↓

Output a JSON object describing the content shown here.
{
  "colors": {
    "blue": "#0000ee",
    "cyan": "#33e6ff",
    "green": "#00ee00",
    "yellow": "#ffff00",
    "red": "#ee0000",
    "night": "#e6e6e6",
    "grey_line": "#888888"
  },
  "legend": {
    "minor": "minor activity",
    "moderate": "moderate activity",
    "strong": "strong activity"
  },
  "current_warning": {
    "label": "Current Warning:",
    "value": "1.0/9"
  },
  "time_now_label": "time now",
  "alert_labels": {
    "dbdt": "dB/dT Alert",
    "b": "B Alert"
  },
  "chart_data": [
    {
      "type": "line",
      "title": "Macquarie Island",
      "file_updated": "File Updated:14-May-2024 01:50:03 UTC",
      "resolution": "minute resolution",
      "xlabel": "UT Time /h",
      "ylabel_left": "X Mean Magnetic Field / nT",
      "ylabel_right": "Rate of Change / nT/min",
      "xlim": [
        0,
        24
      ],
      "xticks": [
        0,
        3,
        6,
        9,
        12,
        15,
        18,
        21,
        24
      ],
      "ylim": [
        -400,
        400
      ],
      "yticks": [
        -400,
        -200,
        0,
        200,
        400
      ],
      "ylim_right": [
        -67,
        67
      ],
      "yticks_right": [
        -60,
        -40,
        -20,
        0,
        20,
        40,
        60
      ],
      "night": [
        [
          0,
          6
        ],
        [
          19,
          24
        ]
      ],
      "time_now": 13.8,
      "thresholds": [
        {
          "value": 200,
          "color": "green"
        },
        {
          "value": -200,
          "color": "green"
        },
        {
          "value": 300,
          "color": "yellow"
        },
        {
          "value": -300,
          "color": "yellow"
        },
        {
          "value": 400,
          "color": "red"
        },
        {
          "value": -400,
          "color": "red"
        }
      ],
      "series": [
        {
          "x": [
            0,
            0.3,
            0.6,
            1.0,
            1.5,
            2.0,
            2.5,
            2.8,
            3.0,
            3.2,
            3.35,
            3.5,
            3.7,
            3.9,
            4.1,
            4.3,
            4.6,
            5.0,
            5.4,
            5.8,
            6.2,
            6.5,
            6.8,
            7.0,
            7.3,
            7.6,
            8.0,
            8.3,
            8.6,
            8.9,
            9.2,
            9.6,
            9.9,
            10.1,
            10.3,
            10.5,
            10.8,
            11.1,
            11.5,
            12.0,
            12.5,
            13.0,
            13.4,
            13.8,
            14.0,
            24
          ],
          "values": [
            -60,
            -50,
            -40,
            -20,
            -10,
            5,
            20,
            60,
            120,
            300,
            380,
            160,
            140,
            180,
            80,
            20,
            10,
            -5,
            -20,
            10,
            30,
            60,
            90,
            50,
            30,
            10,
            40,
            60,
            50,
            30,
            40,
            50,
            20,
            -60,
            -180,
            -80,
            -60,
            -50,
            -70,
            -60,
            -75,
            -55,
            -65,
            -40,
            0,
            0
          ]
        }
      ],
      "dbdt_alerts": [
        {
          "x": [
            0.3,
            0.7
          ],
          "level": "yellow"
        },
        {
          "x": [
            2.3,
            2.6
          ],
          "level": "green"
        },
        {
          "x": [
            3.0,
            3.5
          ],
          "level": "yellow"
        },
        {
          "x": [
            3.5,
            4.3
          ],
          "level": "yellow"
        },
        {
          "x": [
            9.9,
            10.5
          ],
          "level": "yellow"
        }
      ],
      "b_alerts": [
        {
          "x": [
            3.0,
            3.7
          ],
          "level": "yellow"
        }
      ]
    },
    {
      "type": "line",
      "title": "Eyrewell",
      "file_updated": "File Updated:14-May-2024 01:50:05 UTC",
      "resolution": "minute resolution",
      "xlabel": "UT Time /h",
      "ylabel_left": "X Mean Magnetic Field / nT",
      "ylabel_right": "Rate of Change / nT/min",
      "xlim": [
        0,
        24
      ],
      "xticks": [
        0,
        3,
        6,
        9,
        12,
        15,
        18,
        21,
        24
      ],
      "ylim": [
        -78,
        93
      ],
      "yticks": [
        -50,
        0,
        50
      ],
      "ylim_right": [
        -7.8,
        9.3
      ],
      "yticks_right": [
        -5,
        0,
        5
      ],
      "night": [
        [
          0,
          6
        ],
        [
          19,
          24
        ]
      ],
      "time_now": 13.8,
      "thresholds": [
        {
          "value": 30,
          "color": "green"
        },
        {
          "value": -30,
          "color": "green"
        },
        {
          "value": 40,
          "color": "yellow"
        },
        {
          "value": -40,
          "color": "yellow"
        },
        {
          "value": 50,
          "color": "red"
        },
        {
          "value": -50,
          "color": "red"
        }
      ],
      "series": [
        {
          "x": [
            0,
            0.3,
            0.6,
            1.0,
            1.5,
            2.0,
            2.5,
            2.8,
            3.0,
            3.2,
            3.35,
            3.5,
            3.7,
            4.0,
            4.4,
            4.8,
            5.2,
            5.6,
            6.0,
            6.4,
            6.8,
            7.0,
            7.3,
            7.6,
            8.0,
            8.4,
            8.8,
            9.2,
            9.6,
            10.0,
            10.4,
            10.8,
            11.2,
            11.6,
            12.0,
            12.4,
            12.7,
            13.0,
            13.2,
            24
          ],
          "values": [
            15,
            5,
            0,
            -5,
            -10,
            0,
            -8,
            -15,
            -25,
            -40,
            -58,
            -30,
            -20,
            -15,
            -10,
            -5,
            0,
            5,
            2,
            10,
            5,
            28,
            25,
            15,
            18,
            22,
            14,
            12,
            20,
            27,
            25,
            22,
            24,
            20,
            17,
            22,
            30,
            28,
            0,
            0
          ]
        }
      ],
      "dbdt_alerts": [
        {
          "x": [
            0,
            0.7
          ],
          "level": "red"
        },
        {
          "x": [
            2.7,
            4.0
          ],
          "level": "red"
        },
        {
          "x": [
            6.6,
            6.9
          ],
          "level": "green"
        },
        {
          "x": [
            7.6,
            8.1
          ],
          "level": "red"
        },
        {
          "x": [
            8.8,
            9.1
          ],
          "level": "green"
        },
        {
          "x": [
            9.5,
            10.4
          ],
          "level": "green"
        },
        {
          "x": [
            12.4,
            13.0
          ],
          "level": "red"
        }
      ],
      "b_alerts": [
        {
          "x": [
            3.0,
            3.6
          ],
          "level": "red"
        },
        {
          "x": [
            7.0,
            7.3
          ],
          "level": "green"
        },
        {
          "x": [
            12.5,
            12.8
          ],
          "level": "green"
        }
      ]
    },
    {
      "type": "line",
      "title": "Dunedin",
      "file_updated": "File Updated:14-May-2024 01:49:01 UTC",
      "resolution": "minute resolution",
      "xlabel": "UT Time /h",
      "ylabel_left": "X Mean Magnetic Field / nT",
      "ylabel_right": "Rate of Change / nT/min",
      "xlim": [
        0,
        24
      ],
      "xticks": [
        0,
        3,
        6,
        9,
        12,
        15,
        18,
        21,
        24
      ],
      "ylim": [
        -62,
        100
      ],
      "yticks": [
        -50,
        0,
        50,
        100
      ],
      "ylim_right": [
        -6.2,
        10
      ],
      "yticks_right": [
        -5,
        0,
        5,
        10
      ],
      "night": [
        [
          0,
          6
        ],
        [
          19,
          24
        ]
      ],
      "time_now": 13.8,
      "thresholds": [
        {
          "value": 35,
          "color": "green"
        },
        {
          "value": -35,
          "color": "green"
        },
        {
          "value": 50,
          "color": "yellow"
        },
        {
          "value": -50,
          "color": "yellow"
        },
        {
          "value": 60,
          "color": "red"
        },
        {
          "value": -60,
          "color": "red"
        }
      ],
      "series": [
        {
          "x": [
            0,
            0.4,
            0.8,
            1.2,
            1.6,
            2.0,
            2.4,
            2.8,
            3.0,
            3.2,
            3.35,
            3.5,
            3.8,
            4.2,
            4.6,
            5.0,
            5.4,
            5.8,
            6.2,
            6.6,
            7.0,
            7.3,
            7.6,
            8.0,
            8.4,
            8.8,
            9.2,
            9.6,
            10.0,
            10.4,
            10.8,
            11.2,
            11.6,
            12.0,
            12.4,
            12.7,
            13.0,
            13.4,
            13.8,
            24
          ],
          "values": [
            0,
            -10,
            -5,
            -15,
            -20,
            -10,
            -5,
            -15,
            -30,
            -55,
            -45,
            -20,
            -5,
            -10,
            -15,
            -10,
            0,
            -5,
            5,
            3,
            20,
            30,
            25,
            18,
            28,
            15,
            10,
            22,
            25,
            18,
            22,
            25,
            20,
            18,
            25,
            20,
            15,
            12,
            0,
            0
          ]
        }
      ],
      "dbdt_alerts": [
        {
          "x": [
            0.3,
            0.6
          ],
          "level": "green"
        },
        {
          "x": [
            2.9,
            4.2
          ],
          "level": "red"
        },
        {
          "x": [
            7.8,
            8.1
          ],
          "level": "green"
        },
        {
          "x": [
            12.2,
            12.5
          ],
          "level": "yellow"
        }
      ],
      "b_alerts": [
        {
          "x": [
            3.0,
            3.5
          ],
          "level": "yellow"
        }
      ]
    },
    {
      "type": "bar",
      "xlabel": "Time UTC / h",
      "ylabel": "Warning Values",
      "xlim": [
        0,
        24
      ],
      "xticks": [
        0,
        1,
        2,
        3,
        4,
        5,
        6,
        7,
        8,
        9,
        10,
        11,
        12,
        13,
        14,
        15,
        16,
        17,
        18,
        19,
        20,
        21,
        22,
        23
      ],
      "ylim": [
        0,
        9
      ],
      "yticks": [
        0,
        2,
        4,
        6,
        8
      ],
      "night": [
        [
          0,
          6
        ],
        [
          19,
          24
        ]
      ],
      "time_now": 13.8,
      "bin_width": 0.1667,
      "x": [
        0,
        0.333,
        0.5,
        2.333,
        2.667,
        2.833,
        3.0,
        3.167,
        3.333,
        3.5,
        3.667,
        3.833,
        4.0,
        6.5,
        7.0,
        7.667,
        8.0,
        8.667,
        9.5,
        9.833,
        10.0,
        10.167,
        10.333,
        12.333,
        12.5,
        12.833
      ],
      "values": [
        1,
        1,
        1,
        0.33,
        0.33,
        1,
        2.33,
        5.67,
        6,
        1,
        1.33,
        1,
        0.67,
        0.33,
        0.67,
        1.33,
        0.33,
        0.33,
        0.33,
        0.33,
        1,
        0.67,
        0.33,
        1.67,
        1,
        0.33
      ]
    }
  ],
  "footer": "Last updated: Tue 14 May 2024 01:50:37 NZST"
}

↑

- _Prompt_:
Copy out every line that includes the word "File".

- _Answer for the task_:
      "file_updated": "File Updated:14-May-2024 01:50:03 UTC",
      "file_updated": "File Updated:14-May-2024 01:50:05 UTC",
      "file_updated": "File Updated:14-May-2024 01:49:01 UTC",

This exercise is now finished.